**TASK INPUTS:**
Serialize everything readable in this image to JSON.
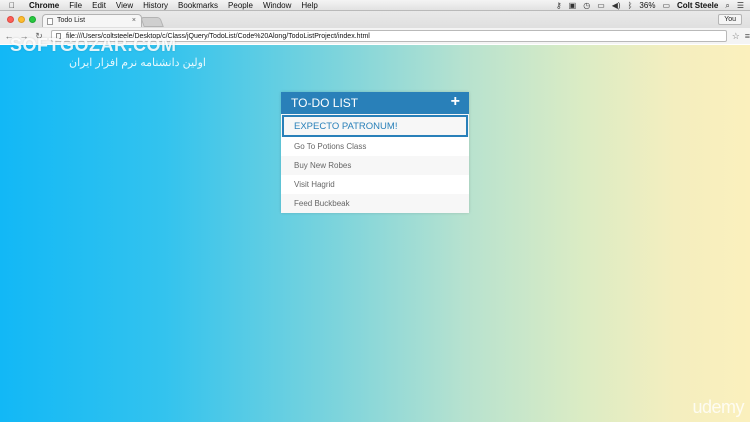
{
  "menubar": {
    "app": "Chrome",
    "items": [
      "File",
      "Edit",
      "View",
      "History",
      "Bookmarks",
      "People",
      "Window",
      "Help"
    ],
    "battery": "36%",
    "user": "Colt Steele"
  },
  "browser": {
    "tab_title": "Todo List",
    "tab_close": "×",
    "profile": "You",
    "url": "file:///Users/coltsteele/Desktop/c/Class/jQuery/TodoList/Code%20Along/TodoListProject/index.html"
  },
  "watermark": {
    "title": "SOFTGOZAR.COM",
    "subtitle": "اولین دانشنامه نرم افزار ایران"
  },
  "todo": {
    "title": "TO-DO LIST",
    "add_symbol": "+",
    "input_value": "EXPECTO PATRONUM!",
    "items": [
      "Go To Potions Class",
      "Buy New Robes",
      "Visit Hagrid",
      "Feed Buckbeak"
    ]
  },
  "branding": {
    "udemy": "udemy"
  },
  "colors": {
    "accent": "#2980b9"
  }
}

**WHAT YOU HAVE TO DO:**
Every line above should be returned word for word, with the pictures left behind.

**RESULT:**
Serialize everything readable in this image to JSON.
{
  "menubar": {
    "app": "Chrome",
    "items": [
      "File",
      "Edit",
      "View",
      "History",
      "Bookmarks",
      "People",
      "Window",
      "Help"
    ],
    "battery": "36%",
    "user": "Colt Steele"
  },
  "browser": {
    "tab_title": "Todo List",
    "tab_close": "×",
    "profile": "You",
    "url": "file:///Users/coltsteele/Desktop/c/Class/jQuery/TodoList/Code%20Along/TodoListProject/index.html"
  },
  "watermark": {
    "title": "SOFTGOZAR.COM",
    "subtitle": "اولین دانشنامه نرم افزار ایران"
  },
  "todo": {
    "title": "TO-DO LIST",
    "add_symbol": "+",
    "input_value": "EXPECTO PATRONUM!",
    "items": [
      "Go To Potions Class",
      "Buy New Robes",
      "Visit Hagrid",
      "Feed Buckbeak"
    ]
  },
  "branding": {
    "udemy": "udemy"
  },
  "colors": {
    "accent": "#2980b9"
  }
}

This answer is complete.